• Given instruction: Type the records out again in full, exactly.

• Dataset entries:
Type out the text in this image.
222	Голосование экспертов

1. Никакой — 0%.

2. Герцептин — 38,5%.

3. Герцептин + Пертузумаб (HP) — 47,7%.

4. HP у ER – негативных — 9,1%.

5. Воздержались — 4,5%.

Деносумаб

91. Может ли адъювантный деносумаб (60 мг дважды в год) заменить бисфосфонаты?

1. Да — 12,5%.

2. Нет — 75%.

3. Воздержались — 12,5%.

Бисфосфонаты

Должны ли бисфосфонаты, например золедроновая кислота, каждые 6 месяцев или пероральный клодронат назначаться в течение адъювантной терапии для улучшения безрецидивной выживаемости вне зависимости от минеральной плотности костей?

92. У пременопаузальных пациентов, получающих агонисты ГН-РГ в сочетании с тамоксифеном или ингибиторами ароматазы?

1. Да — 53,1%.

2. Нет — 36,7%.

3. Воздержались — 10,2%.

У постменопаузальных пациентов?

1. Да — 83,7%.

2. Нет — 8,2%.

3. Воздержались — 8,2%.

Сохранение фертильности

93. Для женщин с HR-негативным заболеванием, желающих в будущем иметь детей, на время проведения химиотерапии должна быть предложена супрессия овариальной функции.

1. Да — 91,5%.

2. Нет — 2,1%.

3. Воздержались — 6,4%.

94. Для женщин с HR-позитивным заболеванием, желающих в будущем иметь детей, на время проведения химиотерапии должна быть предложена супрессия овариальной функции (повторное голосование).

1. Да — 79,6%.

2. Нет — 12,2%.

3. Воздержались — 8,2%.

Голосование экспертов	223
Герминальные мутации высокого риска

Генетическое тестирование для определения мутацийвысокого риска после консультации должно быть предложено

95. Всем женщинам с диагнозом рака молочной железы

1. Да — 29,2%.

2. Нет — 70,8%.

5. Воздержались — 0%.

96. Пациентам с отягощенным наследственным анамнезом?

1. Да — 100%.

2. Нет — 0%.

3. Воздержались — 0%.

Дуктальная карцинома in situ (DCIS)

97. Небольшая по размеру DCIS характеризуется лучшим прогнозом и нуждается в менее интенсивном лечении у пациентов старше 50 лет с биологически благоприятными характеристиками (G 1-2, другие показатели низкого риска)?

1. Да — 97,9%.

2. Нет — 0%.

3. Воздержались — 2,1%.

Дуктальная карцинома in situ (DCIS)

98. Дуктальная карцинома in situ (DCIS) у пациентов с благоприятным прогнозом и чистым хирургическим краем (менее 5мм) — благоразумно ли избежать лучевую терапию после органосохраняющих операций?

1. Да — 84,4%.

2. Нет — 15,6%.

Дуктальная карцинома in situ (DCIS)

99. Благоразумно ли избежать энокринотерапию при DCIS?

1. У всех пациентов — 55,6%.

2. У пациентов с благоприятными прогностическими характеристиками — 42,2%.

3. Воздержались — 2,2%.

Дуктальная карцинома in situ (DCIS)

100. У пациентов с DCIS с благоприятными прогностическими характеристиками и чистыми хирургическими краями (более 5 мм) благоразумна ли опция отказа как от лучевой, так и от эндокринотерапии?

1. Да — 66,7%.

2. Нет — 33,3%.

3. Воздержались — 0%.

• Expected answer:
Type out the text in this image.
222	Голосование экспертов

1. Никакой — 0%.

2. Герцептин — 38,5%.

3. Герцептин + Пертузумаб (HP) — 47,7%.

4. HP у ER – негативных — 9,1%.

5. Воздержались — 4,5%.

Деносумаб

91. Может ли адъювантный деносумаб (60 мг дважды в год) заменить бисфосфонаты?

1. Да — 12,5%.

2. Нет — 75%.

3. Воздержались — 12,5%.

Бисфосфонаты

Должны ли бисфосфонаты, например золедроновая кислота, каждые 6 месяцев или пероральный клодронат назначаться в течение адъювантной терапии для улучшения безрецидивной выживаемости вне зависимости от минеральной плотности костей?

92. У пременопаузальных пациентов, получающих агонисты ГН-РГ в сочетании с тамоксифеном или ингибиторами ароматазы?

1. Да — 53,1%.

2. Нет — 36,7%.

3. Воздержались — 10,2%.

У постменопаузальных пациентов?

1. Да — 83,7%.

2. Нет — 8,2%.

3. Воздержались — 8,2%.

Сохранение фертильности

93. Для женщин с HR-негативным заболеванием, желающих в будущем иметь детей, на время проведения химиотерапии должна быть предложена супрессия овариальной функции.

1. Да — 91,5%.

2. Нет — 2,1%.

3. Воздержались — 6,4%.

94. Для женщин с HR-позитивным заболеванием, желающих в будущем иметь детей, на время проведения химиотерапии должна быть предложена супрессия овариальной функции (повторное голосование).

1. Да — 79,6%.

2. Нет — 12,2%.

3. Воздержались — 8,2%.

Голосование экспертов	223
Герминальные мутации высокого риска

Генетическое тестирование для определения мутацийвысокого риска после консультации должно быть предложено

95. Всем женщинам с диагнозом рака молочной железы

1. Да — 29,2%.

2. Нет — 70,8%.

5. Воздержались — 0%.

96. Пациентам с отягощенным наследственным анамнезом?

1. Да — 100%.

2. Нет — 0%.

3. Воздержались — 0%.

Дуктальная карцинома in situ (DCIS)

97. Небольшая по размеру DCIS характеризуется лучшим прогнозом и нуждается в менее интенсивном лечении у пациентов старше 50 лет с биологически благоприятными характеристиками (G 1-2, другие показатели низкого риска)?

1. Да — 97,9%.

2. Нет — 0%.

3. Воздержались — 2,1%.

Дуктальная карцинома in situ (DCIS)

98. Дуктальная карцинома in situ (DCIS) у пациентов с благоприятным прогнозом и чистым хирургическим краем (менее 5мм) — благоразумно ли избежать лучевую терапию после органосохраняющих операций?

1. Да — 84,4%.

2. Нет — 15,6%.

Дуктальная карцинома in situ (DCIS)

99. Благоразумно ли избежать энокринотерапию при DCIS?

1. У всех пациентов — 55,6%.

2. У пациентов с благоприятными прогностическими характеристиками — 42,2%.

3. Воздержались — 2,2%.

Дуктальная карцинома in situ (DCIS)

100. У пациентов с DCIS с благоприятными прогностическими характеристиками и чистыми хирургическими краями (более 5 мм) благоразумна ли опция отказа как от лучевой, так и от эндокринотерапии?

1. Да — 66,7%.

2. Нет — 33,3%.

3. Воздержались — 0%.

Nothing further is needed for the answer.